== RECORDS FOR THE TASK
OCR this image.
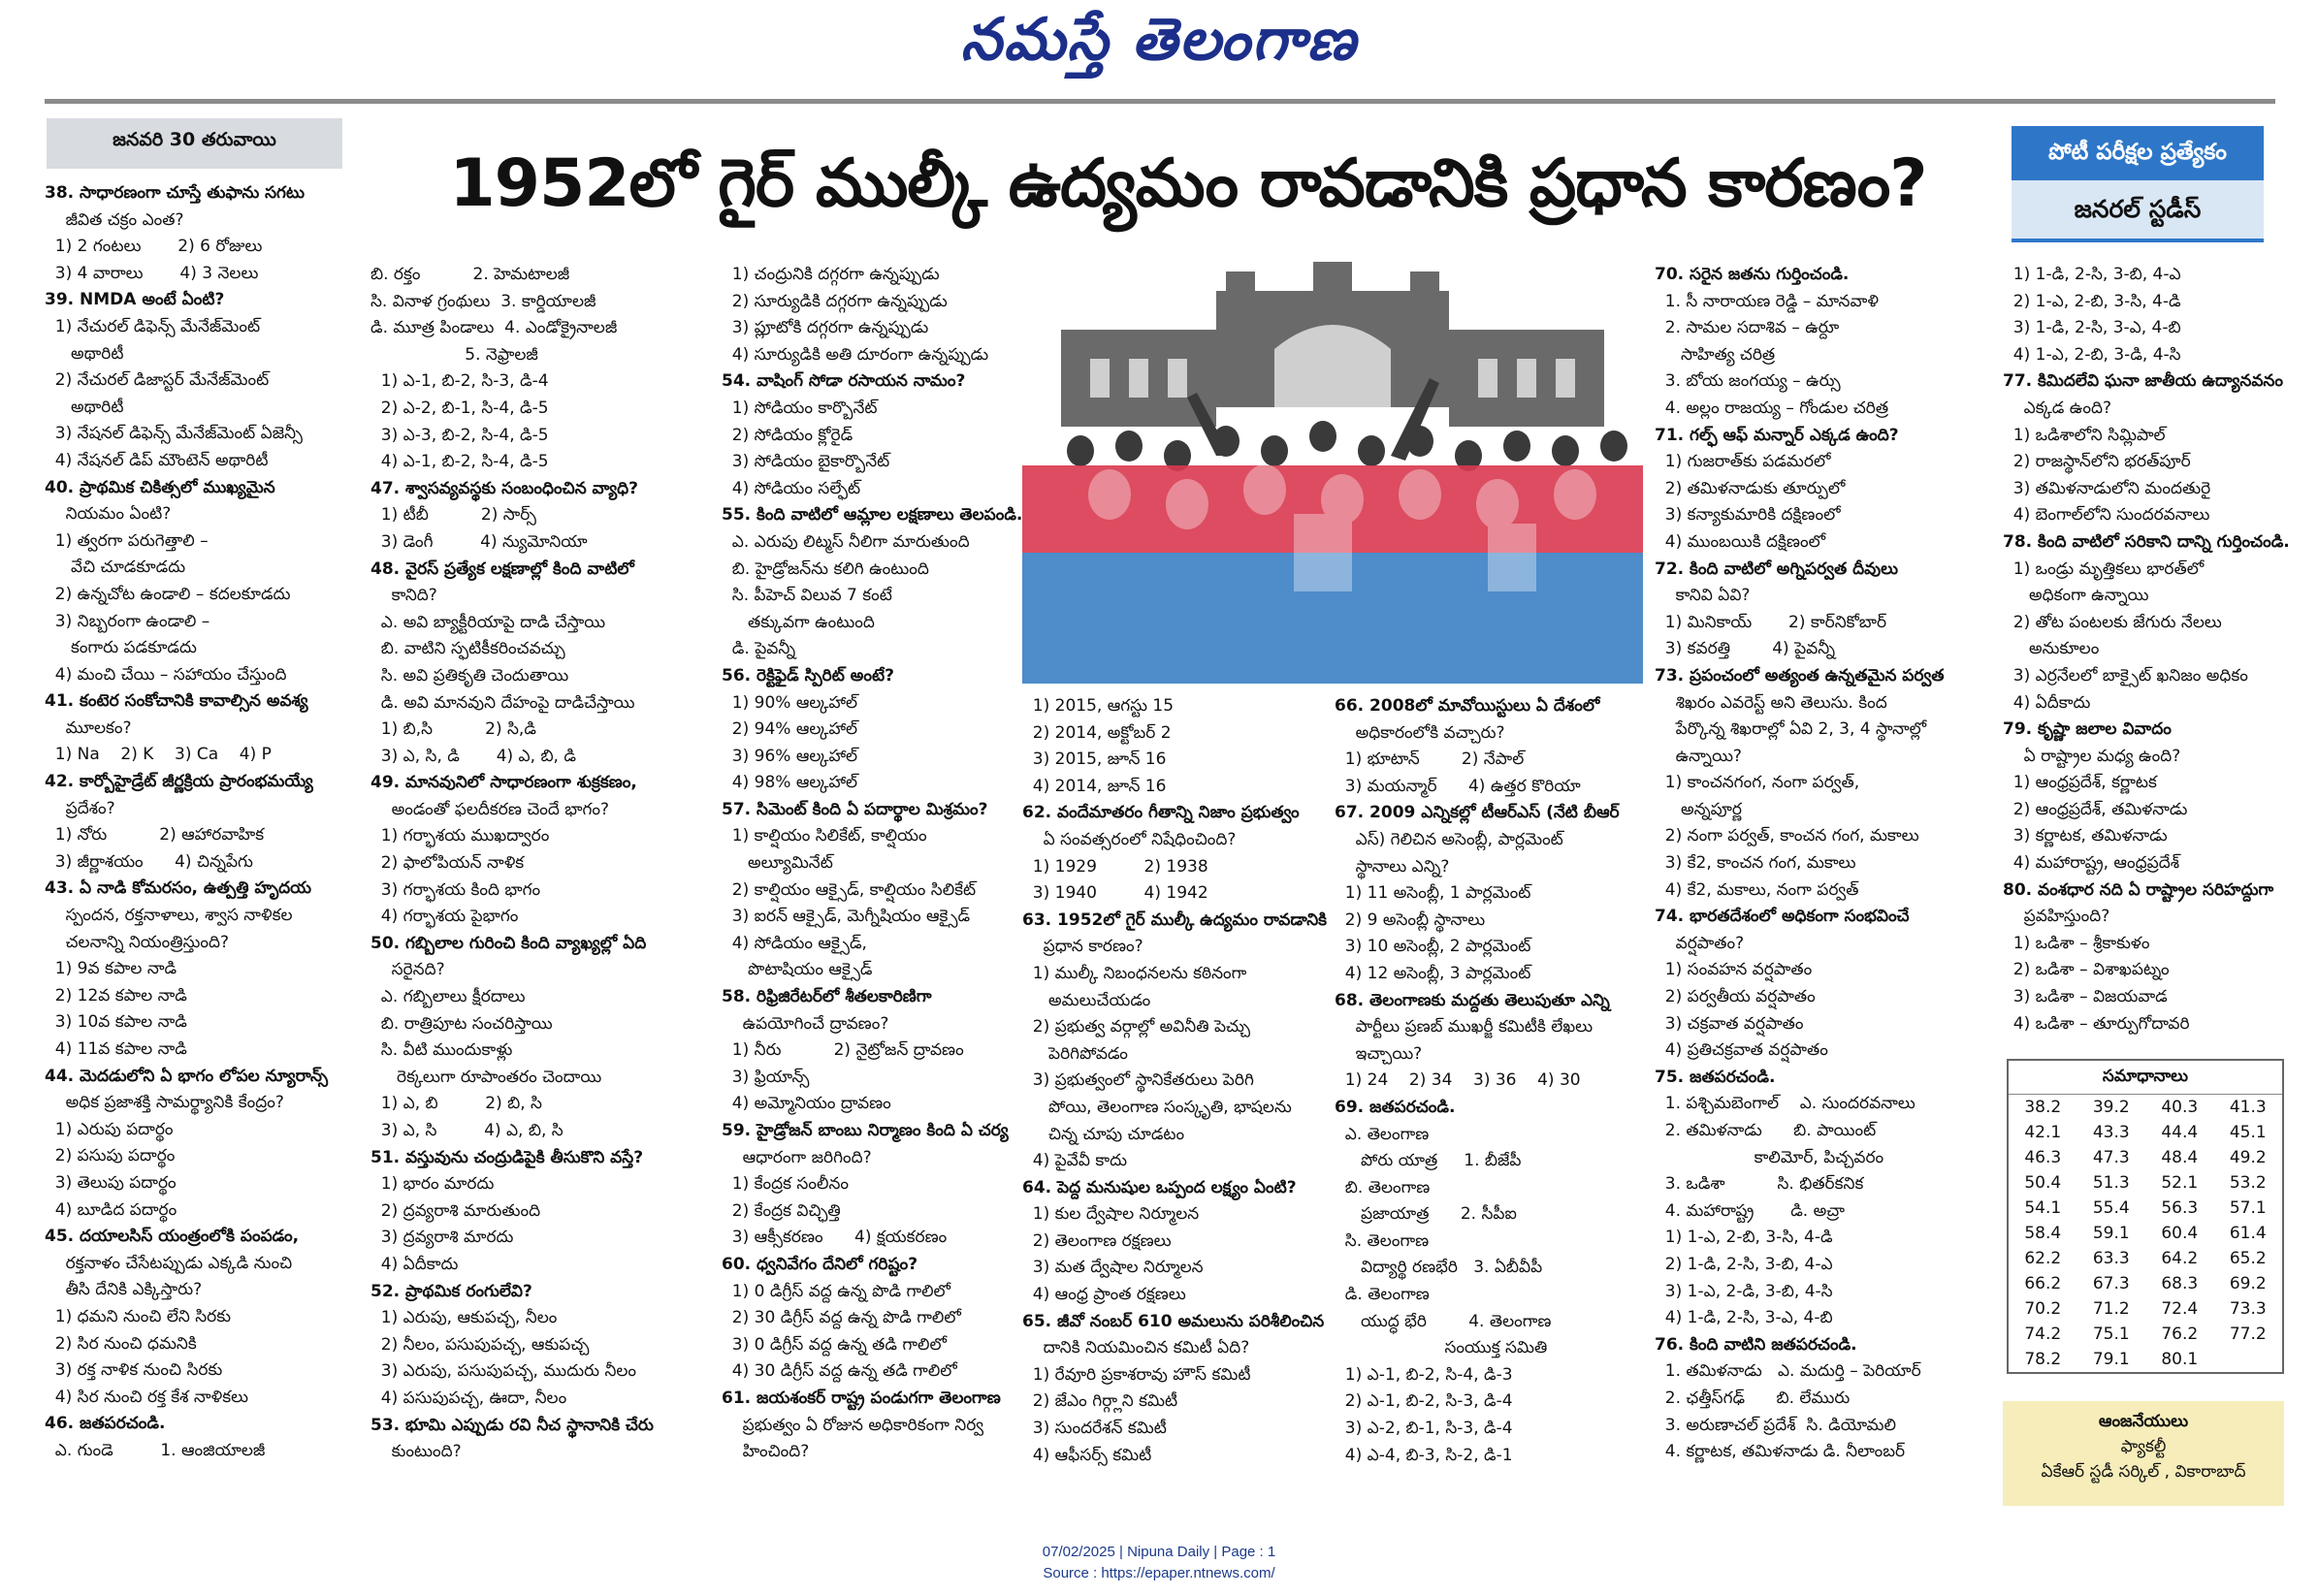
నమస్తే తెలంగాణ
జనవరి 30 తరువాయి
1952లో గైర్ ముల్కీ ఉద్యమం రావడానికి ప్రధాన కారణం?	పోటీ పరీక్షల ప్రత్యేకం
జనరల్ స్టడీస్

38. సాధారణంగా చూస్తే తుఫాను సగటు

జీవిత చక్రం ఎంత?

1) 2 గంటలు       2) 6 రోజులు

3) 4 వారాలు       4) 3 నెలలు

39. NMDA అంటే ఏంటి?

1) నేచురల్ డిఫెన్స్ మేనేజ్‌మెంట్

అథారిటీ

2) నేచురల్ డిజాస్టర్ మేనేజ్‌మెంట్

అథారిటీ

3) నేషనల్ డిఫెన్స్ మేనేజ్‌మెంట్ ఏజెన్సీ

4) నేషనల్ డిప్ మౌంటెన్ అథారిటీ

40. ప్రాథమిక చికిత్సలో ముఖ్యమైన

నియమం ఏంటి?

1) త్వరగా పరుగెత్తాలి –

వేచి చూడకూడదు

2) ఉన్నచోట ఉండాలి – కదలకూడదు

3) నిబ్బరంగా ఉండాలి –

కంగారు పడకూడదు

4) మంచి చేయి – సహాయం చేస్తుంది

41. కంటెర సంకోచానికి కావాల్సిన అవశ్య

మూలకం?

1) Na    2) K    3) Ca    4) P

42. కార్బోహైడ్రేట్ జీర్ణక్రియ ప్రారంభమయ్యే

ప్రదేశం?

1) నోరు          2) ఆహారవాహిక

3) జీర్ణాశయం      4) చిన్నపేగు

43. ఏ నాడి కోమరసం, ఉత్పత్తి హృదయ

స్పందన, రక్తనాళాలు, శ్వాస నాళికల

చలనాన్ని నియంత్రిస్తుంది?

1) 9వ కపాల నాడి

2) 12వ కపాల నాడి

3) 10వ కపాల నాడి

4) 11వ కపాల నాడి

44. మెదడులోని ఏ భాగం లోపల న్యూరాన్స్

అధిక ప్రజాశక్తి సామర్థ్యానికి కేంద్రం?

1) ఎరుపు పదార్థం

2) పసుపు పదార్థం

3) తెలుపు పదార్థం

4) బూడిద పదార్థం

45. దయాలసిస్ యంత్రంలోకి పంపడం,

రక్తనాళం చేసేటప్పుడు ఎక్కడి నుంచి

తీసి దేనికి ఎక్కిస్తారు?

1) ధమని నుంచి లేని సిరకు

2) సిర నుంచి ధమనికి

3) రక్త నాళిక నుంచి సిరకు

4) సిర నుంచి రక్త కేశ నాళికలు

46. జతపరచండి.

ఎ. గుండె         1. ఆంజియాలజీ

బి. రక్తం          2. హెమటాలజీ

సి. వినాళ గ్రంథులు  3. కార్డియాలజీ

డి. మూత్ర పిండాలు  4. ఎండోక్రైనాలజీ

5. నెఫ్రాలజీ

1) ఎ-1, బి-2, సి-3, డి-4

2) ఎ-2, బి-1, సి-4, డి-5

3) ఎ-3, బి-2, సి-4, డి-5

4) ఎ-1, బి-2, సి-4, డి-5

47. శ్వాసవ్యవస్థకు సంబంధించిన వ్యాధి?

1) టీబీ          2) సార్స్

3) డెంగీ         4) న్యుమోనియా

48. వైరస్ ప్రత్యేక లక్షణాల్లో కింది వాటిలో

కానిది?

ఎ. అవి బ్యాక్టీరియాపై దాడి చేస్తాయి

బి. వాటిని స్ఫటికీకరించవచ్చు

సి. అవి ప్రతికృతి చెందుతాయి

డి. అవి మానవుని దేహంపై దాడిచేస్తాయి

1) బి,సి          2) సి,డి

3) ఎ, సి, డి       4) ఎ, బి, డి

49. మానవునిలో సాధారణంగా శుక్రకణం,

అండంతో ఫలదీకరణ చెందే భాగం?

1) గర్భాశయ ముఖద్వారం

2) ఫాలోపియన్ నాళిక

3) గర్భాశయ కింది భాగం

4) గర్భాశయ పైభాగం

50. గబ్బిలాల గురించి కింది వ్యాఖ్యల్లో ఏది

సరైనది?

ఎ. గబ్బిలాలు క్షీరదాలు

బి. రాత్రిపూట సంచరిస్తాయి

సి. వీటి ముందుకాళ్లు

రెక్కలుగా రూపాంతరం చెందాయి

1) ఎ, బి         2) బి, సి

3) ఎ, సి         4) ఎ, బి, సి

51. వస్తువును చంద్రుడిపైకి తీసుకొని వస్తే?

1) భారం మారదు

2) ద్రవ్యరాశి మారుతుంది

3) ద్రవ్యరాశి మారదు

4) ఏదీకాదు

52. ప్రాథమిక రంగులేవి?

1) ఎరుపు, ఆకుపచ్చ, నీలం

2) నీలం, పసుపుపచ్చ, ఆకుపచ్చ

3) ఎరుపు, పసుపుపచ్చ, ముదురు నీలం

4) పసుపుపచ్చ, ఊదా, నీలం

53. భూమి ఎప్పుడు రవి నీచ స్థానానికి చేరు

కుంటుంది?

1) చంద్రునికి దగ్గరగా ఉన్నప్పుడు

2) సూర్యుడికి దగ్గరగా ఉన్నప్పుడు

3) ప్లూటోకి దగ్గరగా ఉన్నప్పుడు

4) సూర్యుడికి అతి దూరంగా ఉన్నప్పుడు

54. వాషింగ్ సోడా రసాయన నామం?

1) సోడియం కార్బొనేట్

2) సోడియం క్లోరైడ్

3) సోడియం బైకార్బొనేట్

4) సోడియం సల్ఫేట్

55. కింది వాటిలో ఆమ్లాల లక్షణాలు తెలపండి.

ఎ. ఎరుపు లిట్మస్ నీలిగా మారుతుంది

బి. హైడ్రోజన్‌ను కలిగి ఉంటుంది

సి. పీహెచ్ విలువ 7 కంటే

తక్కువగా ఉంటుంది

డి. పైవన్నీ

56. రెక్టిఫైడ్ స్పిరిట్ అంటే?

1) 90% ఆల్కహాల్

2) 94% ఆల్కహాల్

3) 96% ఆల్కహాల్

4) 98% ఆల్కహాల్

57. సిమెంట్ కింది ఏ పదార్థాల మిశ్రమం?

1) కాల్షియం సిలికేట్, కాల్షియం

అల్యూమినేట్

2) కాల్షియం ఆక్సైడ్, కాల్షియం సిలికేట్

3) ఐరన్ ఆక్సైడ్, మెగ్నీషియం ఆక్సైడ్

4) సోడియం ఆక్సైడ్,

పొటాషియం ఆక్సైడ్

58. రిఫ్రిజిరేటర్‌లో శీతలకారిణిగా

ఉపయోగించే ద్రావణం?

1) నీరు          2) నైట్రోజన్ ద్రావణం

3) ఫ్రియాన్స్

4) అమ్మోనియం ద్రావణం

59. హైడ్రోజన్ బాంబు నిర్మాణం కింది ఏ చర్య

ఆధారంగా జరిగింది?

1) కేంద్రక సంలీనం

2) కేంద్రక విచ్ఛిత్తి

3) ఆక్సీకరణం      4) క్షయకరణం

60. ధ్వనివేగం దేనిలో గరిష్టం?

1) 0 డిగ్రీస్ వద్ద ఉన్న పొడి గాలిలో

2) 30 డిగ్రీస్ వద్ద ఉన్న పొడి గాలిలో

3) 0 డిగ్రీస్ వద్ద ఉన్న తడి గాలిలో

4) 30 డిగ్రీస్ వద్ద ఉన్న తడి గాలిలో

61. జయశంకర్ రాష్ట్ర పండుగగా తెలంగాణ

ప్రభుత్వం ఏ రోజున అధికారికంగా నిర్వ

హించింది?

1) 2015, ఆగస్టు 15

2) 2014, అక్టోబర్ 2

3) 2015, జూన్ 16

4) 2014, జూన్ 16

62. వందేమాతరం గీతాన్ని నిజాం ప్రభుత్వం

ఏ సంవత్సరంలో నిషేధించింది?

1) 1929         2) 1938

3) 1940         4) 1942

63. 1952లో గైర్ ముల్కీ ఉద్యమం రావడానికి

ప్రధాన కారణం?

1) ముల్కీ నిబంధనలను కఠినంగా

అమలుచేయడం

2) ప్రభుత్వ వర్గాల్లో అవినీతి పెచ్చు

పెరిగిపోవడం

3) ప్రభుత్వంలో స్థానికేతరులు పెరిగి

పోయి, తెలంగాణ సంస్కృతి, భాషలను

చిన్న చూపు చూడటం

4) పైవేవీ కాదు

64. పెద్ద మనుషుల ఒప్పంద లక్ష్యం ఏంటి?

1) కుల ద్వేషాల నిర్మూలన

2) తెలంగాణ రక్షణలు

3) మత ద్వేషాల నిర్మూలన

4) ఆంధ్ర ప్రాంత రక్షణలు

65. జీవో నంబర్ 610 అమలును పరిశీలించిన

దానికి నియమించిన కమిటీ ఏది?

1) రేవూరి ప్రకాశరావు హౌస్ కమిటీ

2) జేఎం గిర్గ్లాని కమిటీ

3) సుందరేశన్ కమిటీ

4) ఆఫీసర్స్ కమిటీ

66. 2008లో మావోయిస్టులు ఏ దేశంలో

అధికారంలోకి వచ్చారు?

1) భూటాన్        2) నేపాల్

3) మయన్మార్      4) ఉత్తర కొరియా

67. 2009 ఎన్నికల్లో టీఆర్‌ఎస్ (నేటి బీఆర్

ఎస్) గెలిచిన అసెంబ్లీ, పార్లమెంట్

స్థానాలు ఎన్ని?

1) 11 అసెంబ్లీ, 1 పార్లమెంట్

2) 9 అసెంబ్లీ స్థానాలు

3) 10 అసెంబ్లీ, 2 పార్లమెంట్

4) 12 అసెంబ్లీ, 3 పార్లమెంట్

68. తెలంగాణకు మద్దతు తెలుపుతూ ఎన్ని

పార్టీలు ప్రణబ్ ముఖర్జీ కమిటీకి లేఖలు

ఇచ్చాయి?

1) 24    2) 34    3) 36    4) 30

69. జతపరచండి.

ఎ. తెలంగాణ

పోరు యాత్ర     1. బీజేపీ

బి. తెలంగాణ

ప్రజాయాత్ర      2. సీపీఐ

సి. తెలంగాణ

విద్యార్థి రణభేరి   3. ఏబీవీపీ

డి. తెలంగాణ

యుద్ధ భేరి        4. తెలంగాణ

సంయుక్త సమితి

1) ఎ-1, బి-2, సి-4, డి-3

2) ఎ-1, బి-2, సి-3, డి-4

3) ఎ-2, బి-1, సి-3, డి-4

4) ఎ-4, బి-3, సి-2, డి-1

70. సరైన జతను గుర్తించండి.

1. సీ నారాయణ రెడ్డి – మానవాళి

2. సామల సదాశివ – ఉర్దూ

సాహిత్య చరిత్ర

3. బోయ జంగయ్య – ఉర్సు

4. అల్లం రాజయ్య – గోండుల చరిత్ర

71. గల్ఫ్ ఆఫ్ మన్నార్ ఎక్కడ ఉంది?

1) గుజరాత్‌కు పడమరలో

2) తమిళనాడుకు తూర్పులో

3) కన్యాకుమారికి దక్షిణంలో

4) ముంబయికి దక్షిణంలో

72. కింది వాటిలో అగ్నిపర్వత దీవులు

కానివి ఏవి?

1) మినికాయ్       2) కార్‌నికోబార్

3) కవరత్తి        4) పైవన్నీ

73. ప్రపంచంలో అత్యంత ఉన్నతమైన పర్వత

శిఖరం ఎవరెస్ట్ అని తెలుసు. కింద

పేర్కొన్న శిఖరాల్లో ఏవి 2, 3, 4 స్థానాల్లో

ఉన్నాయి?

1) కాంచనగంగ, నంగా పర్వత్,

అన్నపూర్ణ

2) నంగా పర్వత్, కాంచన గంగ, మకాలు

3) కే2, కాంచన గంగ, మకాలు

4) కే2, మకాలు, నంగా పర్వత్

74. భారతదేశంలో అధికంగా సంభవించే

వర్షపాతం?

1) సంవహన వర్షపాతం

2) పర్వతీయ వర్షపాతం

3) చక్రవాత వర్షపాతం

4) ప్రతిచక్రవాత వర్షపాతం

75. జతపరచండి.

1. పశ్చిమబెంగాల్    ఎ. సుందరవనాలు

2. తమిళనాడు      బి. పాయింట్

కాలిమోర్, పిచ్చవరం

3. ఒడిశా          సి. భితర్‌కనిక

4. మహారాష్ట్ర       డి. అచ్రా

1) 1-ఎ, 2-బి, 3-సి, 4-డి

2) 1-డి, 2-సి, 3-బి, 4-ఎ

3) 1-ఎ, 2-డి, 3-బి, 4-సి

4) 1-డి, 2-సి, 3-ఎ, 4-బి

76. కింది వాటిని జతపరచండి.

1. తమిళనాడు   ఎ. మదుర్తి – పెరియార్

2. ఛత్తీస్‌గఢ్      బి. లేమురు

3. అరుణాచల్ ప్రదేశ్  సి. డియోమలి

4. కర్ణాటక, తమిళనాడు డి. నీలాంబర్

1) 1-డి, 2-సి, 3-బి, 4-ఎ

2) 1-ఎ, 2-బి, 3-సి, 4-డి

3) 1-డి, 2-సి, 3-ఎ, 4-బి

4) 1-ఎ, 2-బి, 3-డి, 4-సి

77. కిమిదలేవి ఘనా జాతీయ ఉద్యానవనం

ఎక్కడ ఉంది?

1) ఒడిశాలోని సిమ్లిపాల్

2) రాజస్థాన్‌లోని భరత్‌పూర్

3) తమిళనాడులోని మందతురై

4) బెంగాల్‌లోని సుందరవనాలు

78. కింది వాటిలో సరికాని దాన్ని గుర్తించండి.

1) ఒండ్రు మృత్తికలు భారత్‌లో

అధికంగా ఉన్నాయి

2) తోట పంటలకు జేగురు నేలలు

అనుకూలం

3) ఎర్రనేలలో బాక్సైట్ ఖనిజం అధికం

4) ఏదీకాదు

79. కృష్ణా జలాల వివాదం

ఏ రాష్ట్రాల మధ్య ఉంది?

1) ఆంధ్రప్రదేశ్, కర్ణాటక

2) ఆంధ్రప్రదేశ్, తమిళనాడు

3) కర్ణాటక, తమిళనాడు

4) మహారాష్ట్ర, ఆంధ్రప్రదేశ్

80. వంశధార నది ఏ రాష్ట్రాల సరిహద్దుగా

ప్రవహిస్తుంది?

1) ఒడిశా – శ్రీకాకుళం

2) ఒడిశా – విశాఖపట్నం

3) ఒడిశా – విజయవాడ

4) ఒడిశా – తూర్పుగోదావరి

సమాధానాలు
38.2	39.2	40.3	41.3
42.1	43.3	44.4	45.1
46.3	47.3	48.4	49.2
50.4	51.3	52.1	53.2
54.1	55.4	56.3	57.1
58.4	59.1	60.4	61.4
62.2	63.3	64.2	65.2
66.2	67.3	68.3	69.2
70.2	71.2	72.4	73.3
74.2	75.1	76.2	77.2
78.2	79.1	80.1	
ఆంజనేయులు
ఫ్యాకల్టీ
ఏకేఆర్ స్టడీ సర్కిల్ , వికారాబాద్
07/02/2025 | Nipuna Daily | Page : 1
Source : https://epaper.ntnews.com/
====
**PROBLEM TO SOLVE**
Copy each line of the listing in which the word "జతపరచ" can be found.

**EXPECTED ANSWER**
46. జతపరచండి.
69. జతపరచండి.
75. జతపరచండి.
76. కింది వాటిని జతపరచండి.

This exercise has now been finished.